WRITTEN EXERCISE: In the material below, the lines containing the word "title" are required; copy each of them.

DATA TO USE:
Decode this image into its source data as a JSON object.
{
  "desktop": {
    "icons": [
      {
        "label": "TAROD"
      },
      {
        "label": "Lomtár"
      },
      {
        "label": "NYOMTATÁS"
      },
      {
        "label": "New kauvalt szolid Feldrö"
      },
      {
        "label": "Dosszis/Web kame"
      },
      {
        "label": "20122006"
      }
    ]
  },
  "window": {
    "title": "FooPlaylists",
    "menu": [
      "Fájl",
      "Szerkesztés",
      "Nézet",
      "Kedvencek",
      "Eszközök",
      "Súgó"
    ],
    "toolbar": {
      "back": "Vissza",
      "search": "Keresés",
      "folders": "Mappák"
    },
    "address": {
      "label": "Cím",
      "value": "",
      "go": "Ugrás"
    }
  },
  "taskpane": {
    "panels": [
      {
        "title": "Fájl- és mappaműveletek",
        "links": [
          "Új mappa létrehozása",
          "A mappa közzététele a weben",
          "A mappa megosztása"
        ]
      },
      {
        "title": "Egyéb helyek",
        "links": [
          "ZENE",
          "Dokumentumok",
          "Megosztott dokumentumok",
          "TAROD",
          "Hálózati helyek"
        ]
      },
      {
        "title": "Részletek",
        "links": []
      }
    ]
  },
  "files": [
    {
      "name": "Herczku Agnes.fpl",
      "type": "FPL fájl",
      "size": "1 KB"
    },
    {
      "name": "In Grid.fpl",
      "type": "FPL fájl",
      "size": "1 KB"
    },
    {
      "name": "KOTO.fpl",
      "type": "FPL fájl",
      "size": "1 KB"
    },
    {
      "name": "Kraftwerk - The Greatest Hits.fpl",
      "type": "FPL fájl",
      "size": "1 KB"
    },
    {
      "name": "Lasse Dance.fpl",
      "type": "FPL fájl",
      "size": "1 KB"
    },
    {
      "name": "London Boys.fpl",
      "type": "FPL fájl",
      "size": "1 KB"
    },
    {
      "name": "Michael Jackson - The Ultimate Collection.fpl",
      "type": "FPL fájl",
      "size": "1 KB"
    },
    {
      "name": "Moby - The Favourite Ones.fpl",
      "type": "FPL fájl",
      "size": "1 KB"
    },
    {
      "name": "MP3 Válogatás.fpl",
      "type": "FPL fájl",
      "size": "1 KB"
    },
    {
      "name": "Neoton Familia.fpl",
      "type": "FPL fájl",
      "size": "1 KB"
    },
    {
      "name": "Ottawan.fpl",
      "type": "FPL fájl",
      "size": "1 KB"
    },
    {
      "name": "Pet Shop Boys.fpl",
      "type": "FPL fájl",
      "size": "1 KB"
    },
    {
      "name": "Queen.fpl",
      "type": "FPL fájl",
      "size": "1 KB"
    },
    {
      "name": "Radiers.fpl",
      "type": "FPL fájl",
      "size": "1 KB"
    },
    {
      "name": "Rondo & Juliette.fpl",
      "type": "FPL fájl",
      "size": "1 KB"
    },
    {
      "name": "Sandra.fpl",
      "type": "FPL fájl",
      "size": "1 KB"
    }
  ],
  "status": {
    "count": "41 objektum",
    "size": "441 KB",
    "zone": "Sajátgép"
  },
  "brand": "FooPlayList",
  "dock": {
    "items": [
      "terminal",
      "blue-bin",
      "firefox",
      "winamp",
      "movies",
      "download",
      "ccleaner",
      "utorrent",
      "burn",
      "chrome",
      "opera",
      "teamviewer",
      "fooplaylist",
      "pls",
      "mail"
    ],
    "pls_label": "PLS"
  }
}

FINISHED TASK:
    "title": "FooPlaylists",
        "title": "Fájl- és mappaműveletek",
        "title": "Egyéb helyek",
        "title": "Részletek",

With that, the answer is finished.